▶ [Supplied information]:
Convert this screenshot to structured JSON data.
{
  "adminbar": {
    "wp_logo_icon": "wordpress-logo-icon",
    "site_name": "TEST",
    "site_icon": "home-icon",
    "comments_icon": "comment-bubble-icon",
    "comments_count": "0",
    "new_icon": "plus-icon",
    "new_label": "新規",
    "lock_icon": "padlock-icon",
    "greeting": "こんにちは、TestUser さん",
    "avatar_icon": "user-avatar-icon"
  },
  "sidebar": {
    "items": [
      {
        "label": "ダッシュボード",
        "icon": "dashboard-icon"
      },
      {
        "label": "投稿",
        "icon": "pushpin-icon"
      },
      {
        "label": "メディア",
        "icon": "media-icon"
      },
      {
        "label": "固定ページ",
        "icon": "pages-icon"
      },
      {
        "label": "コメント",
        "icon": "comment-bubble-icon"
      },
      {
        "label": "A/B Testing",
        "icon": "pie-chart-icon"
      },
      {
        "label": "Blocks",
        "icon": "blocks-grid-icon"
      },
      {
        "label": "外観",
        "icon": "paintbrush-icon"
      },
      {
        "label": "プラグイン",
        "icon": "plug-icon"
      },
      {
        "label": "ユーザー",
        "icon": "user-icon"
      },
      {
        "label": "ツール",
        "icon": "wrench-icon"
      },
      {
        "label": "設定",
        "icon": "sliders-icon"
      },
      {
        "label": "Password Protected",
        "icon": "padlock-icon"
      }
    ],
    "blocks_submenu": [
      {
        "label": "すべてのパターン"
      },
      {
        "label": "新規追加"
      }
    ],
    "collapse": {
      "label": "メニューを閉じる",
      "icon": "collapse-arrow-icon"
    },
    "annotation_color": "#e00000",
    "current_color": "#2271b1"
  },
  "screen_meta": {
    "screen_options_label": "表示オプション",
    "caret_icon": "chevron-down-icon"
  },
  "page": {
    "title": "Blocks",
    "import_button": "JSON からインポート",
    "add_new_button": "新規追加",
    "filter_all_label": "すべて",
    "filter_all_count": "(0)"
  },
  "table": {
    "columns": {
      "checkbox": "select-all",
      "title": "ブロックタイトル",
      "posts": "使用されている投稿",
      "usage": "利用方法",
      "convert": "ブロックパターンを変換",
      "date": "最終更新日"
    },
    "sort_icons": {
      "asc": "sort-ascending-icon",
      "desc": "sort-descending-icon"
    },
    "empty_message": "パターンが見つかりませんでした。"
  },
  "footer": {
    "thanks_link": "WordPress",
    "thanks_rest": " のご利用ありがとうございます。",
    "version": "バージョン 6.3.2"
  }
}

▶ [What you have to do]:
Extract all of the material exactly as it is written.

▶ [Task result]:
Convert this screenshot to structured JSON data.
{
  "adminbar": {
    "wp_logo_icon": "wordpress-logo-icon",
    "site_name": "TEST",
    "site_icon": "home-icon",
    "comments_icon": "comment-bubble-icon",
    "comments_count": "0",
    "new_icon": "plus-icon",
    "new_label": "新規",
    "lock_icon": "padlock-icon",
    "greeting": "こんにちは、TestUser さん",
    "avatar_icon": "user-avatar-icon"
  },
  "sidebar": {
    "items": [
      {
        "label": "ダッシュボード",
        "icon": "dashboard-icon"
      },
      {
        "label": "投稿",
        "icon": "pushpin-icon"
      },
      {
        "label": "メディア",
        "icon": "media-icon"
      },
      {
        "label": "固定ページ",
        "icon": "pages-icon"
      },
      {
        "label": "コメント",
        "icon": "comment-bubble-icon"
      },
      {
        "label": "A/B Testing",
        "icon": "pie-chart-icon"
      },
      {
        "label": "Blocks",
        "icon": "blocks-grid-icon"
      },
      {
        "label": "外観",
        "icon": "paintbrush-icon"
      },
      {
        "label": "プラグイン",
        "icon": "plug-icon"
      },
      {
        "label": "ユーザー",
        "icon": "user-icon"
      },
      {
        "label": "ツール",
        "icon": "wrench-icon"
      },
      {
        "label": "設定",
        "icon": "sliders-icon"
      },
      {
        "label": "Password Protected",
        "icon": "padlock-icon"
      }
    ],
    "blocks_submenu": [
      {
        "label": "すべてのパターン"
      },
      {
        "label": "新規追加"
      }
    ],
    "collapse": {
      "label": "メニューを閉じる",
      "icon": "collapse-arrow-icon"
    },
    "annotation_color": "#e00000",
    "current_color": "#2271b1"
  },
  "screen_meta": {
    "screen_options_label": "表示オプション",
    "caret_icon": "chevron-down-icon"
  },
  "page": {
    "title": "Blocks",
    "import_button": "JSON からインポート",
    "add_new_button": "新規追加",
    "filter_all_label": "すべて",
    "filter_all_count": "(0)"
  },
  "table": {
    "columns": {
      "checkbox": "select-all",
      "title": "ブロックタイトル",
      "posts": "使用されている投稿",
      "usage": "利用方法",
      "convert": "ブロックパターンを変換",
      "date": "最終更新日"
    },
    "sort_icons": {
      "asc": "sort-ascending-icon",
      "desc": "sort-descending-icon"
    },
    "empty_message": "パターンが見つかりませんでした。"
  },
  "footer": {
    "thanks_link": "WordPress",
    "thanks_rest": " のご利用ありがとうございます。",
    "version": "バージョン 6.3.2"
  }
}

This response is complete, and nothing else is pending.